# Start of Data provided

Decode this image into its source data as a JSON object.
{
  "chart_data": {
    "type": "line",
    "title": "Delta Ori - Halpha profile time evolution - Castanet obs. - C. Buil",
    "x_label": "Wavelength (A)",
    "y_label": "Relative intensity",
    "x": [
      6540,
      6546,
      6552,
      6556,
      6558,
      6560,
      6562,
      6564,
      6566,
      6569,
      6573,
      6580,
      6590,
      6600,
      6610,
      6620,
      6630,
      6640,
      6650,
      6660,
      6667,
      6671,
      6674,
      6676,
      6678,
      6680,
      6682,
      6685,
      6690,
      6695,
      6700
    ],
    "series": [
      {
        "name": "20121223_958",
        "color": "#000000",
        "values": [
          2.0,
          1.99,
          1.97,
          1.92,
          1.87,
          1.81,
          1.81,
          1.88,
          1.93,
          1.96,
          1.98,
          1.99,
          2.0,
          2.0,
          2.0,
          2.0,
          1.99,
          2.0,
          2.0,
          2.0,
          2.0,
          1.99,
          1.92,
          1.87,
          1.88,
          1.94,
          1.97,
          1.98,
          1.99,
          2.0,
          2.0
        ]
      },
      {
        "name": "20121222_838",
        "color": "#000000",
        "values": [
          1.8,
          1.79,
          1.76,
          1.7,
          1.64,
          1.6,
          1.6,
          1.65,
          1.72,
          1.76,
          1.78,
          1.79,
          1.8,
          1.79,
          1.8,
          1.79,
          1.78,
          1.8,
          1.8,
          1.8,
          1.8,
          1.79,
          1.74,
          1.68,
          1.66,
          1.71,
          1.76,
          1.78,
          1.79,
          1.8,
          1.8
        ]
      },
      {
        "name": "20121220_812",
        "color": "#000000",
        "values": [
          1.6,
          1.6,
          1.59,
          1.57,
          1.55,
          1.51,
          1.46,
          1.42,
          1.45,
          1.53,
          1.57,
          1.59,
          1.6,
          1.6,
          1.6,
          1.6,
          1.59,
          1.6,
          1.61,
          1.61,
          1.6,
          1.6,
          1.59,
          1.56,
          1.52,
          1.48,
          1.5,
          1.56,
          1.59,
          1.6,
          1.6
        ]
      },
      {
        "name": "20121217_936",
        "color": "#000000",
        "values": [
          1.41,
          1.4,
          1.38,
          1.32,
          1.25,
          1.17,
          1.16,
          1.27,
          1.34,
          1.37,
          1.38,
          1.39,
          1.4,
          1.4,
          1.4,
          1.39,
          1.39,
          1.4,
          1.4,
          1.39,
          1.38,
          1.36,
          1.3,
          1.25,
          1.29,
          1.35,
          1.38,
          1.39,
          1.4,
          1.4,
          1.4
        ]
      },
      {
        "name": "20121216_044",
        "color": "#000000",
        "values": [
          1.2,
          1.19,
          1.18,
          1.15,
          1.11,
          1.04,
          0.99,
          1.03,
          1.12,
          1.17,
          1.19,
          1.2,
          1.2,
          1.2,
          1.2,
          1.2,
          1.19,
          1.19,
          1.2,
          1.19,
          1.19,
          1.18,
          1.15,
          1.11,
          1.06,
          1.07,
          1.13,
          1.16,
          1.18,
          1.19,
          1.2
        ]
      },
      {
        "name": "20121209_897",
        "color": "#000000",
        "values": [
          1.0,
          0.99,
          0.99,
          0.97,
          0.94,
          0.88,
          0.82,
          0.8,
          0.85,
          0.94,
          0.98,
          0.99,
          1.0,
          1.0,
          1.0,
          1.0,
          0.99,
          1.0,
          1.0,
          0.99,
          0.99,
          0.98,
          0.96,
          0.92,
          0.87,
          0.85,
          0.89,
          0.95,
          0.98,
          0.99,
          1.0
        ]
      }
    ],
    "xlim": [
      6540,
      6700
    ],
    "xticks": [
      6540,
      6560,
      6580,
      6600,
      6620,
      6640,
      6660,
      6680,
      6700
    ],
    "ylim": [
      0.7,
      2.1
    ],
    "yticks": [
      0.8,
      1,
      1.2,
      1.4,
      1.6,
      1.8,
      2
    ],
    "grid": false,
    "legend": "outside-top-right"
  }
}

# End of Data provided

● Stated task
The entries above must be returned exactly.

● Answer for this exercise
Decode this image into its source data as a JSON object.
{
  "chart_data": {
    "type": "line",
    "title": "Delta Ori - Halpha profile time evolution - Castanet obs. - C. Buil",
    "x_label": "Wavelength (A)",
    "y_label": "Relative intensity",
    "x": [
      6540,
      6546,
      6552,
      6556,
      6558,
      6560,
      6562,
      6564,
      6566,
      6569,
      6573,
      6580,
      6590,
      6600,
      6610,
      6620,
      6630,
      6640,
      6650,
      6660,
      6667,
      6671,
      6674,
      6676,
      6678,
      6680,
      6682,
      6685,
      6690,
      6695,
      6700
    ],
    "series": [
      {
        "name": "20121223_958",
        "color": "#000000",
        "values": [
          2.0,
          1.99,
          1.97,
          1.92,
          1.87,
          1.81,
          1.81,
          1.88,
          1.93,
          1.96,
          1.98,
          1.99,
          2.0,
          2.0,
          2.0,
          2.0,
          1.99,
          2.0,
          2.0,
          2.0,
          2.0,
          1.99,
          1.92,
          1.87,
          1.88,
          1.94,
          1.97,
          1.98,
          1.99,
          2.0,
          2.0
        ]
      },
      {
        "name": "20121222_838",
        "color": "#000000",
        "values": [
          1.8,
          1.79,
          1.76,
          1.7,
          1.64,
          1.6,
          1.6,
          1.65,
          1.72,
          1.76,
          1.78,
          1.79,
          1.8,
          1.79,
          1.8,
          1.79,
          1.78,
          1.8,
          1.8,
          1.8,
          1.8,
          1.79,
          1.74,
          1.68,
          1.66,
          1.71,
          1.76,
          1.78,
          1.79,
          1.8,
          1.8
        ]
      },
      {
        "name": "20121220_812",
        "color": "#000000",
        "values": [
          1.6,
          1.6,
          1.59,
          1.57,
          1.55,
          1.51,
          1.46,
          1.42,
          1.45,
          1.53,
          1.57,
          1.59,
          1.6,
          1.6,
          1.6,
          1.6,
          1.59,
          1.6,
          1.61,
          1.61,
          1.6,
          1.6,
          1.59,
          1.56,
          1.52,
          1.48,
          1.5,
          1.56,
          1.59,
          1.6,
          1.6
        ]
      },
      {
        "name": "20121217_936",
        "color": "#000000",
        "values": [
          1.41,
          1.4,
          1.38,
          1.32,
          1.25,
          1.17,
          1.16,
          1.27,
          1.34,
          1.37,
          1.38,
          1.39,
          1.4,
          1.4,
          1.4,
          1.39,
          1.39,
          1.4,
          1.4,
          1.39,
          1.38,
          1.36,
          1.3,
          1.25,
          1.29,
          1.35,
          1.38,
          1.39,
          1.4,
          1.4,
          1.4
        ]
      },
      {
        "name": "20121216_044",
        "color": "#000000",
        "values": [
          1.2,
          1.19,
          1.18,
          1.15,
          1.11,
          1.04,
          0.99,
          1.03,
          1.12,
          1.17,
          1.19,
          1.2,
          1.2,
          1.2,
          1.2,
          1.2,
          1.19,
          1.19,
          1.2,
          1.19,
          1.19,
          1.18,
          1.15,
          1.11,
          1.06,
          1.07,
          1.13,
          1.16,
          1.18,
          1.19,
          1.2
        ]
      },
      {
        "name": "20121209_897",
        "color": "#000000",
        "values": [
          1.0,
          0.99,
          0.99,
          0.97,
          0.94,
          0.88,
          0.82,
          0.8,
          0.85,
          0.94,
          0.98,
          0.99,
          1.0,
          1.0,
          1.0,
          1.0,
          0.99,
          1.0,
          1.0,
          0.99,
          0.99,
          0.98,
          0.96,
          0.92,
          0.87,
          0.85,
          0.89,
          0.95,
          0.98,
          0.99,
          1.0
        ]
      }
    ],
    "xlim": [
      6540,
      6700
    ],
    "xticks": [
      6540,
      6560,
      6580,
      6600,
      6620,
      6640,
      6660,
      6680,
      6700
    ],
    "ylim": [
      0.7,
      2.1
    ],
    "yticks": [
      0.8,
      1,
      1.2,
      1.4,
      1.6,
      1.8,
      2
    ],
    "grid": false,
    "legend": "outside-top-right"
  }
}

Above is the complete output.